Rashawn Griffin (2015, Spring)
Rashawn Griffin was born in Los Angeles and is now based out of New York City. He;
received his undergraduate degree from the Maryland Institute College of Art and his
MFA from Yale University. The artist’s eclectic artworks have been exhibited in more
than 40 venues in the past eight years. These include the Whitney Biennial in 2008,
as well as solo shows at Gasser and Grunert Gallery in New York and multiple solo
and group exhibitions in Germany. Other group exhibitions include the Studio Museum
in Harlem, Marianne Boesky Gallery in New York, and the Queens Museum of Art also
in New York – plus galleries in Miami and Detroit. There have been international exhibitions
in Switzerland, France, Denmark and China.
The exhibitions and works have been critically reviewed or otherwise written about
in the New York Times, the Wall Street Journal, the Frieze art journal, Art Review,
Art in America and Saatchi Gallery online. His artwork has been acquired for the permanent
collection by the Saatchi Gallery in London. In 2007, Rashawn Griffin was the recipient
of the prestigious Joan Mitchell Foundation Grant for Painting and Sculpture and was
a Fellow at the MacDowell Colony in 2006.
During his Kennedy Residency at USF, the artist taught an undergraduate studio course
and worked with our Master of Fine Arts students. In April, as his Community Project,
our guest spent the day with the students of H. W. Blake High School of the Arts in
downtown Tampa.
Alix Lambert (2013, Fall)
Alix Lambert is a graduate of the School of the Visual Arts in New York and attended
the Royal College of Art in London. Our USF Kennedy Artist in Residence directed and
produced the award-winning film, "The Mark of Cain." She also directed and produced
(with David McMahon) the feature documentary "Bayou Blue," – a film that chronicles
the arrest, trial and conviction of a serial killer near New Orleans between 1997
and 2006.

* * * *

Goal of the exercise: In the artist residency extract, which grant did Rashawn Griffin receive in 2007?

* * * *

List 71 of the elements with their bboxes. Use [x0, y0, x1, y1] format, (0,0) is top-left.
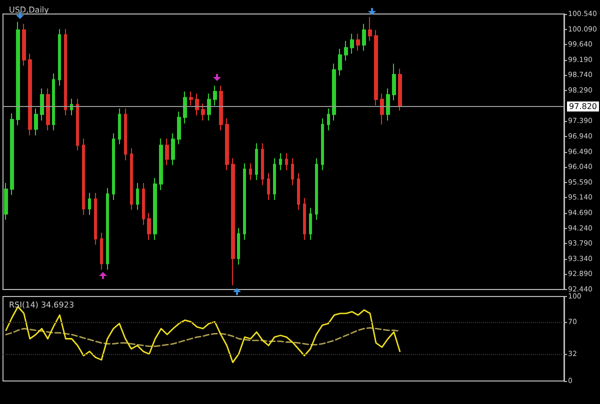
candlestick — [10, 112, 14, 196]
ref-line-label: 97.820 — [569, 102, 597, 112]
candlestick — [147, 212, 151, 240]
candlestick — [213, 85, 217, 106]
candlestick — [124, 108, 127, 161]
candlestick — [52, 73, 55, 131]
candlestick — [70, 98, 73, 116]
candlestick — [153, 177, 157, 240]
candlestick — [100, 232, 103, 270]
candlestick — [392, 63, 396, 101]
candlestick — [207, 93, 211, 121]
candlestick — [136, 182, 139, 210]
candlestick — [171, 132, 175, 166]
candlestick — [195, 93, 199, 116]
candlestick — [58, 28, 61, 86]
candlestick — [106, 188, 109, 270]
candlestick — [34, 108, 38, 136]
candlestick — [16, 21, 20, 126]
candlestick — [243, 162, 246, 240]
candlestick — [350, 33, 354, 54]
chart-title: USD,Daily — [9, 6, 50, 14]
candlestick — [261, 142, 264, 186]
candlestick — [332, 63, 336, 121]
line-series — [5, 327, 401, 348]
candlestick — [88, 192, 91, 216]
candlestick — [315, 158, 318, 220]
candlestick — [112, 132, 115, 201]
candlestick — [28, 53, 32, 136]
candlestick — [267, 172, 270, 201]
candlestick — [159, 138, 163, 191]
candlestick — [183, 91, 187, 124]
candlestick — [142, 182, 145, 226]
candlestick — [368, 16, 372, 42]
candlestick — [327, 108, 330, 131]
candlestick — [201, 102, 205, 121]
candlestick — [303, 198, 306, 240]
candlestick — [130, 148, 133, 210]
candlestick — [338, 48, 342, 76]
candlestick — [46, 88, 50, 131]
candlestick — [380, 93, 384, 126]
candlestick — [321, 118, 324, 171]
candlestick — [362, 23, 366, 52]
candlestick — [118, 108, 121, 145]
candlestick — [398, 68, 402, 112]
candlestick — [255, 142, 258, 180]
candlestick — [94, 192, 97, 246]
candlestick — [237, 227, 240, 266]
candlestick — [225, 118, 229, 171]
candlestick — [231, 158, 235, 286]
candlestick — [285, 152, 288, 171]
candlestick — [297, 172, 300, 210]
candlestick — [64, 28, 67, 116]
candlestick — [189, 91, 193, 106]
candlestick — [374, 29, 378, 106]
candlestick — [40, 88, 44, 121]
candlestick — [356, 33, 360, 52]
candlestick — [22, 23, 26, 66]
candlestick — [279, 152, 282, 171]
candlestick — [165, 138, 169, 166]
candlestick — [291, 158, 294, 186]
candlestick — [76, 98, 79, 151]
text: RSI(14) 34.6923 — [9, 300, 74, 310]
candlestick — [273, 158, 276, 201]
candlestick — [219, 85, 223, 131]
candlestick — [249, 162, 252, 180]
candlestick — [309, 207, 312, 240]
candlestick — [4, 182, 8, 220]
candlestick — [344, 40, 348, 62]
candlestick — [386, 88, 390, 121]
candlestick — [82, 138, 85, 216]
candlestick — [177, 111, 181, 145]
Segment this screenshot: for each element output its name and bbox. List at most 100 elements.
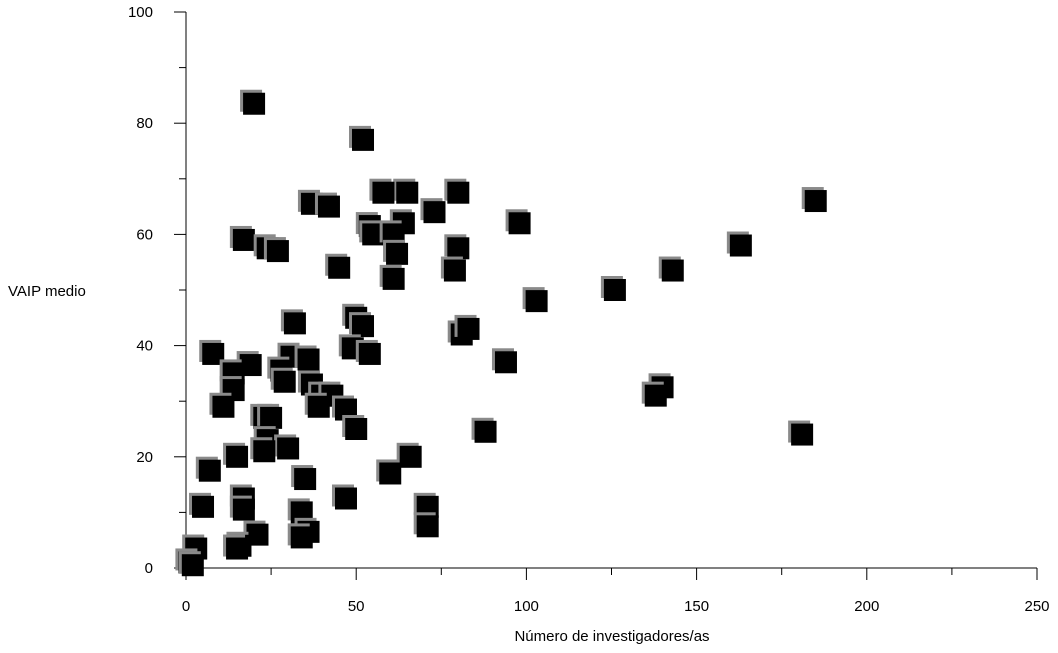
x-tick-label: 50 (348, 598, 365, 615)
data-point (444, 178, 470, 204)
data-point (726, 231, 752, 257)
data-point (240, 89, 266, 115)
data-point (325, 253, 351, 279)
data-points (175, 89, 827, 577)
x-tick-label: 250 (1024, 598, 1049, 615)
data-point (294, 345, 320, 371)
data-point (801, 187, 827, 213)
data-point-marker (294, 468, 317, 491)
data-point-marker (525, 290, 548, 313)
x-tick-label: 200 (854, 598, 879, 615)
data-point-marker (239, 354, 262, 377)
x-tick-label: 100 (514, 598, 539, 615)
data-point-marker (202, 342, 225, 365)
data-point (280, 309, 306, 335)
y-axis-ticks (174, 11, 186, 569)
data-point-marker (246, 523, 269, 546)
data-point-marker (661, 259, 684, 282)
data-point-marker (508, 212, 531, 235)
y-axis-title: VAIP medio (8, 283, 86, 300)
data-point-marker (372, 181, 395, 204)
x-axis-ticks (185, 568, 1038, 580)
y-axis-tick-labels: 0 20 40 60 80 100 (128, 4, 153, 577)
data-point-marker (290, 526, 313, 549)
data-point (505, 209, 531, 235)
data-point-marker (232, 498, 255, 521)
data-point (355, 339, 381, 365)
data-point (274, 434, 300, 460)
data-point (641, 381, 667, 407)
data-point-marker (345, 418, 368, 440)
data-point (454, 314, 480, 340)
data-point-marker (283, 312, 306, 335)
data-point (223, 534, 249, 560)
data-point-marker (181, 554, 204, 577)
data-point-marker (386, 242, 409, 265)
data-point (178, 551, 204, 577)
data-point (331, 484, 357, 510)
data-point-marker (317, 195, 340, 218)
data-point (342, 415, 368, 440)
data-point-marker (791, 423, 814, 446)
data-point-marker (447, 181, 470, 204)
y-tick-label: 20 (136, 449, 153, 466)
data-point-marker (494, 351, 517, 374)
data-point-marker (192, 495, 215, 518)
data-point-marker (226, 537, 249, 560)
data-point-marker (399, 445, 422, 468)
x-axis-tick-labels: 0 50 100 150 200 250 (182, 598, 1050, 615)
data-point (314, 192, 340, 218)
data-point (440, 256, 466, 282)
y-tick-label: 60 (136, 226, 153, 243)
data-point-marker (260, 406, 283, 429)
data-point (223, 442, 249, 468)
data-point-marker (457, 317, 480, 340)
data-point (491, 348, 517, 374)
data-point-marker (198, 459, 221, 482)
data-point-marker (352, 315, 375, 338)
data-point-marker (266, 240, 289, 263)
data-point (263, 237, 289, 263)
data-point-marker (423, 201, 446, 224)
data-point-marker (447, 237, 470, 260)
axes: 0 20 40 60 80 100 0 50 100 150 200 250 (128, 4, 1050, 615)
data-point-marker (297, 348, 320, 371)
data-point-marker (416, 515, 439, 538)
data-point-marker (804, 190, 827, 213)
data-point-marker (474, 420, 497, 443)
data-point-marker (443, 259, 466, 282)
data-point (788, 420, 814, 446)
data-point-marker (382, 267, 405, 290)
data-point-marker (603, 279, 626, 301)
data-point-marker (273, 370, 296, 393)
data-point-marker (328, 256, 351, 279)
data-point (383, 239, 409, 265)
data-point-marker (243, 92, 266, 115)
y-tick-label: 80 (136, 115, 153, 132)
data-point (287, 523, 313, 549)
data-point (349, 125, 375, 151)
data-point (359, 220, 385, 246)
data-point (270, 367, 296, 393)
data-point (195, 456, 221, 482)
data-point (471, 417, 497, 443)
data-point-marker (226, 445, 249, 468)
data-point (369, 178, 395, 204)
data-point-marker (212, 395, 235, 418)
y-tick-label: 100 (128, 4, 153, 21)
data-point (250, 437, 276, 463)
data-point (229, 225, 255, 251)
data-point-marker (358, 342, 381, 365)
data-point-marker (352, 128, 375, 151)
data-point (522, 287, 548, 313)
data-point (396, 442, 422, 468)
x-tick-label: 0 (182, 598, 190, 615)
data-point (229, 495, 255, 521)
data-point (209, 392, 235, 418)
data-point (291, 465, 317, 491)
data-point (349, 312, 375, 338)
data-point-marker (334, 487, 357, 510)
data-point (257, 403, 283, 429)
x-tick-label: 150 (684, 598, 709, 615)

* * * *

Answer for the task: The Joan Mitchell Foundation Grant for Painting and Sculpture.